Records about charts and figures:
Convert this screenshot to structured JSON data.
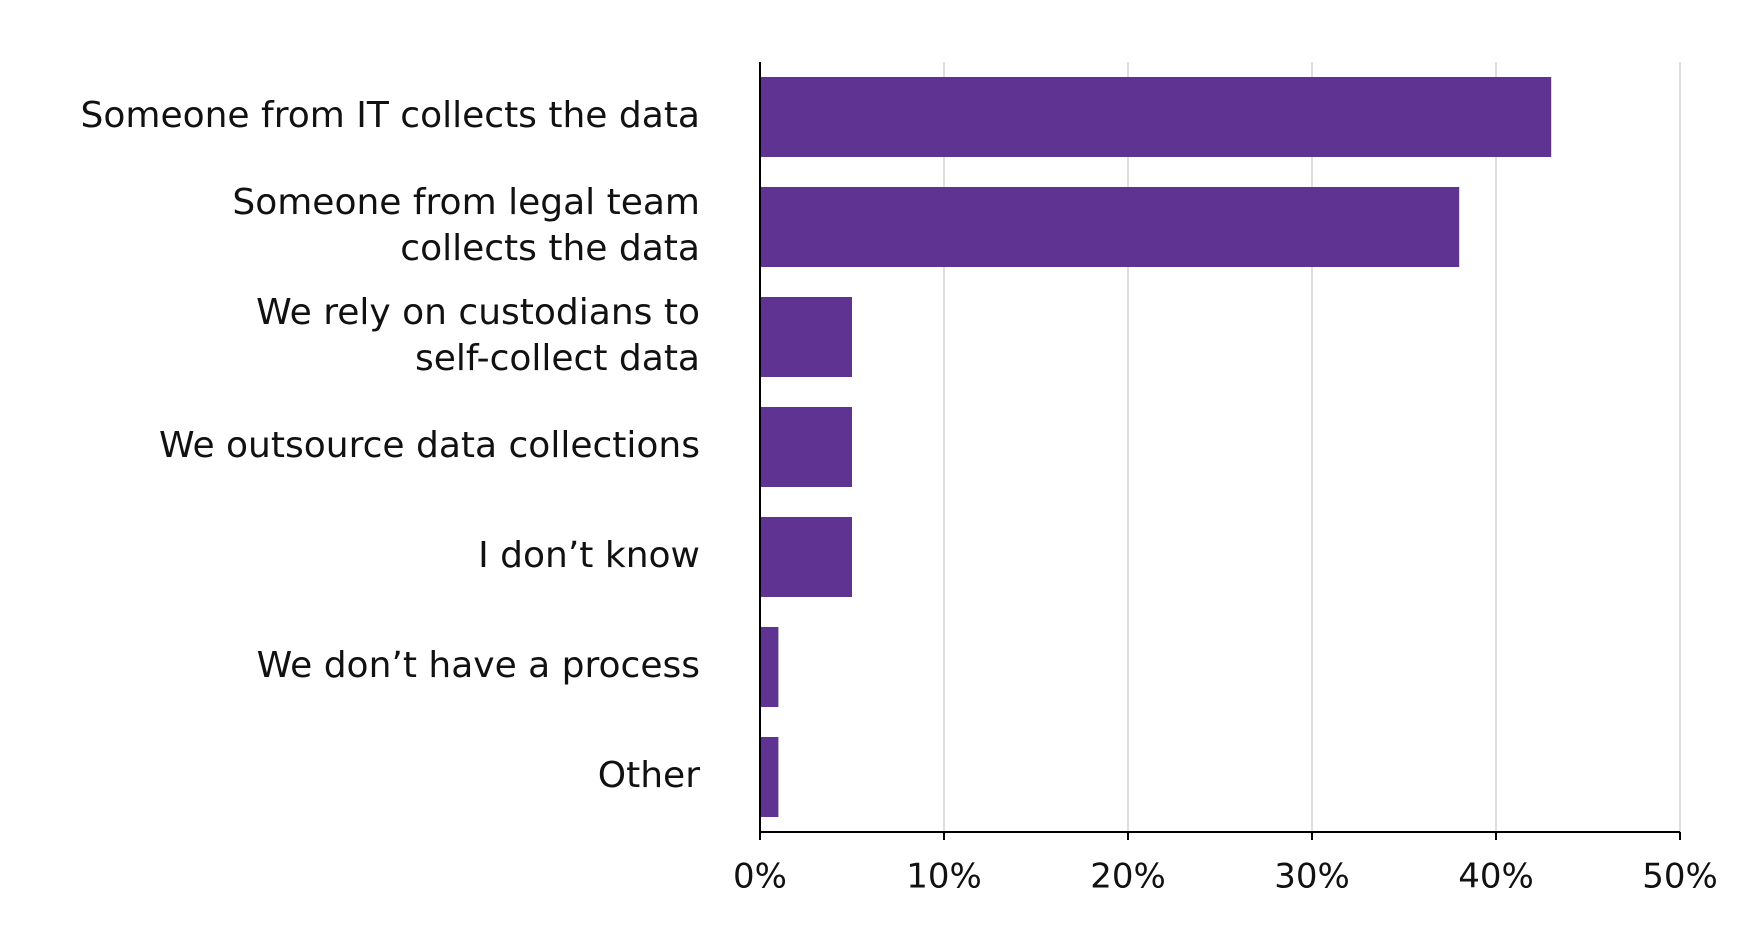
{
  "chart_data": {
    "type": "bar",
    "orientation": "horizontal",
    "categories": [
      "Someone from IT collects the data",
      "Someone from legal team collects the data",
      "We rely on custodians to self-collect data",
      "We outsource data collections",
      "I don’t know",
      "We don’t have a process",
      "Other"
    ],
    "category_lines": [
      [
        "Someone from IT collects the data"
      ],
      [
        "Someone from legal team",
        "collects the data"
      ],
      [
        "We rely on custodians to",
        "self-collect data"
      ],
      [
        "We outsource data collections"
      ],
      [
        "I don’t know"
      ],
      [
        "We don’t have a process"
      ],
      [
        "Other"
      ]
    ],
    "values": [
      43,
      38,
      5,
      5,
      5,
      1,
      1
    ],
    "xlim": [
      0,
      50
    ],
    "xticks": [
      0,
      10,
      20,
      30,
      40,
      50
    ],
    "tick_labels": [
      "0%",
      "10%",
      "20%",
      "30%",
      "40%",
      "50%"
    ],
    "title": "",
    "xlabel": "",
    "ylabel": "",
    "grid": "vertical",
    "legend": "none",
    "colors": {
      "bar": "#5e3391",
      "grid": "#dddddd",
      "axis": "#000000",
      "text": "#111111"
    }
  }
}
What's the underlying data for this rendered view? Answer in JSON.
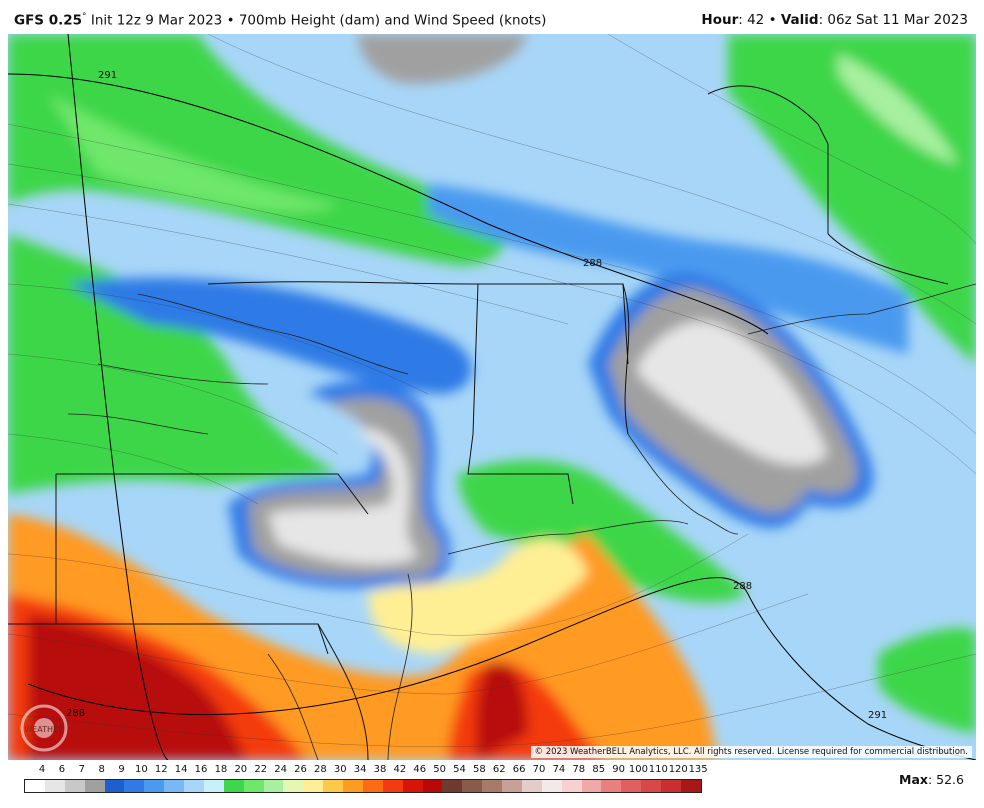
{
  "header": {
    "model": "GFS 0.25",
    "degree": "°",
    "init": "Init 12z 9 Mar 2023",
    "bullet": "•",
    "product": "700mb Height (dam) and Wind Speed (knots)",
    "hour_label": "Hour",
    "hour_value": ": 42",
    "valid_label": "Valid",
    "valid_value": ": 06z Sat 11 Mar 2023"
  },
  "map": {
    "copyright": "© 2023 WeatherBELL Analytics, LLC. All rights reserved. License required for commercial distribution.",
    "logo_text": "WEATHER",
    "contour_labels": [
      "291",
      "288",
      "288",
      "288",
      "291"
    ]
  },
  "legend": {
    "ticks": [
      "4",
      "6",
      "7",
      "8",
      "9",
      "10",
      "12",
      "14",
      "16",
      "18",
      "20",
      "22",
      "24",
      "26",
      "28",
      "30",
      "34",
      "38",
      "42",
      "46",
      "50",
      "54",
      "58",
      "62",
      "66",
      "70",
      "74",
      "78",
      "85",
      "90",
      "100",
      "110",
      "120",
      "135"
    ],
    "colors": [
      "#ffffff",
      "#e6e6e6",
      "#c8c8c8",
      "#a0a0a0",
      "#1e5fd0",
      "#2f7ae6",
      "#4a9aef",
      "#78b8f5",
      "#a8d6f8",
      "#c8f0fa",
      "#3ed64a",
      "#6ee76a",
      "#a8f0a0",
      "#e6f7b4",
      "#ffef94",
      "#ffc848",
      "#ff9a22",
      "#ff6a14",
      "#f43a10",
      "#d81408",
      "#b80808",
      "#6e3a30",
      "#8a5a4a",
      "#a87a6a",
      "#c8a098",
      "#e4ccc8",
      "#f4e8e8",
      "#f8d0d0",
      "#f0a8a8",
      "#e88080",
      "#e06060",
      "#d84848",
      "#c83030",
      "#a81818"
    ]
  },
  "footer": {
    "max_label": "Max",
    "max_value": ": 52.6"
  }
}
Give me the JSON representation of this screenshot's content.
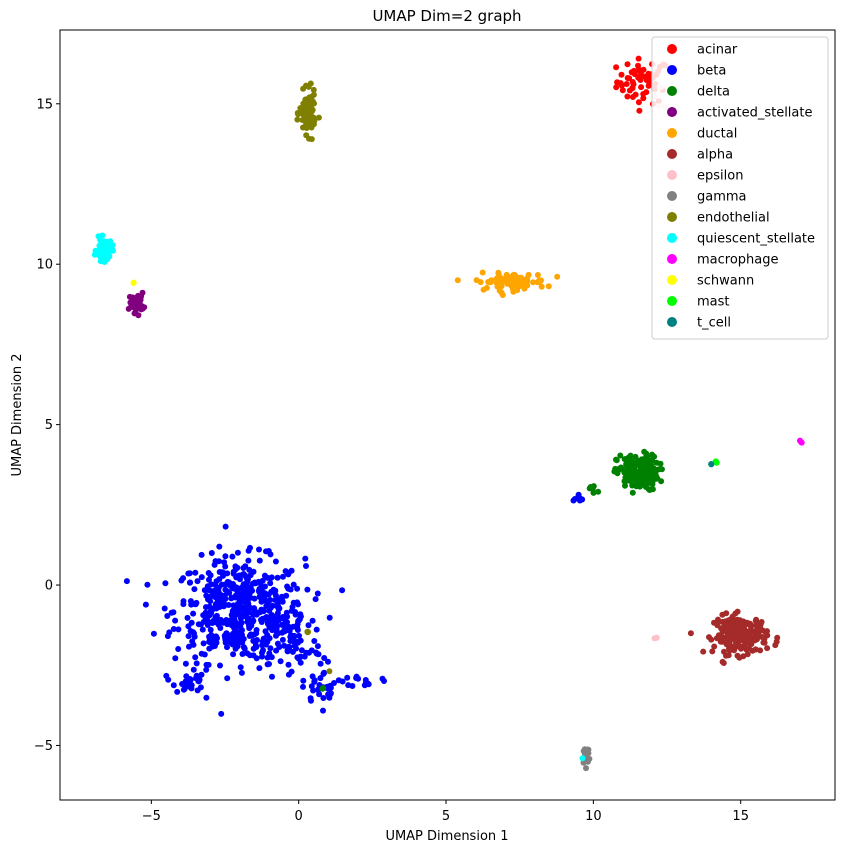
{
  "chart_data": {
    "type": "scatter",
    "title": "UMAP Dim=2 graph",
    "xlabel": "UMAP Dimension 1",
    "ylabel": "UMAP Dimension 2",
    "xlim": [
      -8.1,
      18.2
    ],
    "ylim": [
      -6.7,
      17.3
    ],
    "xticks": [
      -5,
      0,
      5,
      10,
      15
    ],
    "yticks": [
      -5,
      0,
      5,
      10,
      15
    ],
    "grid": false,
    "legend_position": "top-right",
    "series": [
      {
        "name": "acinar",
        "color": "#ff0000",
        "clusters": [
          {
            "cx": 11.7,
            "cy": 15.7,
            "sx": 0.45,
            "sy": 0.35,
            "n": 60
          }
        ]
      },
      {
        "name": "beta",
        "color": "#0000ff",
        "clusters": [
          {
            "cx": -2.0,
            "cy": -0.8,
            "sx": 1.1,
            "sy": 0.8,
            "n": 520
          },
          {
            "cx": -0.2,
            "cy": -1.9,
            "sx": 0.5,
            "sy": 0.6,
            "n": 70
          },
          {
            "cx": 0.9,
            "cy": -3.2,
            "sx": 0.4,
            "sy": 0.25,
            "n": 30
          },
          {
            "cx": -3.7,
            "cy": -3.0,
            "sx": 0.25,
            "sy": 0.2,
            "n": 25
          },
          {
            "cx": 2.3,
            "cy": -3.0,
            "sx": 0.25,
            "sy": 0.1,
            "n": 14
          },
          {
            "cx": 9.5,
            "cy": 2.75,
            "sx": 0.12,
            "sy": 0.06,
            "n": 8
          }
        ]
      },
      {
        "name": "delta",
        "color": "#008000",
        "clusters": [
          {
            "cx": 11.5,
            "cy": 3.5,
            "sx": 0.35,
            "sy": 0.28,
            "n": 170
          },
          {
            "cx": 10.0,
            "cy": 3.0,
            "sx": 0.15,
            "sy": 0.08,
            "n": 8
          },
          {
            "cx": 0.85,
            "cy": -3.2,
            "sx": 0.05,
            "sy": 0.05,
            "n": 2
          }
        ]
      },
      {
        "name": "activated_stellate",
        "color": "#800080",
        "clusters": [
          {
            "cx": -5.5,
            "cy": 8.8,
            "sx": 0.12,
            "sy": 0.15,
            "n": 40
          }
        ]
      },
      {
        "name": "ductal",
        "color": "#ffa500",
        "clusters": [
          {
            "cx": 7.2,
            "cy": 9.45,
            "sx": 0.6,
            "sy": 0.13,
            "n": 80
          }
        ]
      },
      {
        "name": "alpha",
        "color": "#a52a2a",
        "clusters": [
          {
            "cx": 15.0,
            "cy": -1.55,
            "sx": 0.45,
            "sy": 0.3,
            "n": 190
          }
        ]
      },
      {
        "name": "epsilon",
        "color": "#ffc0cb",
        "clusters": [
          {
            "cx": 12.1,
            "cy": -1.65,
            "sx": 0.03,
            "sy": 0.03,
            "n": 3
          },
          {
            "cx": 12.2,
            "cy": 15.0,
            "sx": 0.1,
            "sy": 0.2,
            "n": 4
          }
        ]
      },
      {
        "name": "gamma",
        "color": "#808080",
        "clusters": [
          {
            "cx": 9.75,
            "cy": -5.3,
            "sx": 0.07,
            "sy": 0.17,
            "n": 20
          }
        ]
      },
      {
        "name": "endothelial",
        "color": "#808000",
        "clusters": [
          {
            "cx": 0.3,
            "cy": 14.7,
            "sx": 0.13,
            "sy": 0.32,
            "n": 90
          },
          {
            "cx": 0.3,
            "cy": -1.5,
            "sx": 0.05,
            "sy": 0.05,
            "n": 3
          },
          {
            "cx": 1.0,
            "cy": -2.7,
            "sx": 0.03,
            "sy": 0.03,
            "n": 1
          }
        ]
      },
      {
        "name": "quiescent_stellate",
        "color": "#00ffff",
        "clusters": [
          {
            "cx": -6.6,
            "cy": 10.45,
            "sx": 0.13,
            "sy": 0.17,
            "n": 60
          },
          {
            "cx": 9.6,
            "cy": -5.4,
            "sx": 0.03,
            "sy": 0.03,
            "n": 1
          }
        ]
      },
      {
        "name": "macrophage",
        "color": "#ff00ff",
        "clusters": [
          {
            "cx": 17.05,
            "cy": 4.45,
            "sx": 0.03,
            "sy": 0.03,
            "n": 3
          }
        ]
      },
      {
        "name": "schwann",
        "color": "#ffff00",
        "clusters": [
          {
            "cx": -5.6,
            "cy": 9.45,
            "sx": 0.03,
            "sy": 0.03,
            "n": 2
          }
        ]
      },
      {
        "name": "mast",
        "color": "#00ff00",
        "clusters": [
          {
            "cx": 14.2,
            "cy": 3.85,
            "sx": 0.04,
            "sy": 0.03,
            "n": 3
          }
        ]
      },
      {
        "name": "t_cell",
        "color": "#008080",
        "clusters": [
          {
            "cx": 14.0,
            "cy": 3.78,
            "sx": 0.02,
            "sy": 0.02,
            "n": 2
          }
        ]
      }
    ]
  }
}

### What you are asked to do
Choose all lines containing the string "collects" and copy them out.

### Exercise answer
      "Someone from IT collects the data",
      "Someone from legal team collects the data",
        "Someone from IT collects the data"
        "collects the data"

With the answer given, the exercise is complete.